Extracted data entries
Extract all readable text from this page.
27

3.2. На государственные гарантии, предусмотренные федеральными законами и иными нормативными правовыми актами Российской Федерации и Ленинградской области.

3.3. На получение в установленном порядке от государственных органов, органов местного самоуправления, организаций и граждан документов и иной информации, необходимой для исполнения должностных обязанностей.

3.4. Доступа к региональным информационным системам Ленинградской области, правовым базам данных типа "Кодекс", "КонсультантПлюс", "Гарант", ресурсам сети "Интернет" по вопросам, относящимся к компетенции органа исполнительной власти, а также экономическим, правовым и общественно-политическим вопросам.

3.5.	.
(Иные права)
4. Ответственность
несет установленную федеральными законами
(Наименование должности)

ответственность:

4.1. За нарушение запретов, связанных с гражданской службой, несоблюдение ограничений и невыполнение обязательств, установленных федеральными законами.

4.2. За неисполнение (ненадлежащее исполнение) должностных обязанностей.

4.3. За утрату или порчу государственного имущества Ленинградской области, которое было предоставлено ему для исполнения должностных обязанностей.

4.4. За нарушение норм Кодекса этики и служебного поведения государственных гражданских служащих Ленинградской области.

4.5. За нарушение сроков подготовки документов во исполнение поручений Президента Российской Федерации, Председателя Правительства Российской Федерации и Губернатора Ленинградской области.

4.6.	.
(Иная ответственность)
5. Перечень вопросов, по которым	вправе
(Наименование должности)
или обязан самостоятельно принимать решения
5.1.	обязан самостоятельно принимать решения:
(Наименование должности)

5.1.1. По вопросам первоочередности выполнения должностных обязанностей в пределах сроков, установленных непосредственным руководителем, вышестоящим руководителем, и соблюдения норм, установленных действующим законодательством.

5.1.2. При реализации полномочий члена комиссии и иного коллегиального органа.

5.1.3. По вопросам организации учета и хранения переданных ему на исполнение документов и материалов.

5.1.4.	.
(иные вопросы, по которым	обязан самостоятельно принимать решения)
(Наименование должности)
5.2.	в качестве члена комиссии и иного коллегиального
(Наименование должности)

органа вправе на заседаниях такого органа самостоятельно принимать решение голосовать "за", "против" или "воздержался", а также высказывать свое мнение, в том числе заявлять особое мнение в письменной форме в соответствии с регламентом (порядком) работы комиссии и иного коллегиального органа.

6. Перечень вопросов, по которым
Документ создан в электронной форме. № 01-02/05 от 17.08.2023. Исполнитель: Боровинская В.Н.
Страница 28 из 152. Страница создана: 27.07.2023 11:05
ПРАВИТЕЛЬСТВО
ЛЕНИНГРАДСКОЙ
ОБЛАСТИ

## [Task directions]
Copy every line in the records above that contains the word "законами".

## [Final result]
3.2. На государственные гарантии, предусмотренные федеральными законами и иными нормативными правовыми актами Российской Федерации и Ленинградской области.
несет установленную федеральными законами
4.1. За нарушение запретов, связанных с гражданской службой, несоблюдение ограничений и невыполнение обязательств, установленных федеральными законами.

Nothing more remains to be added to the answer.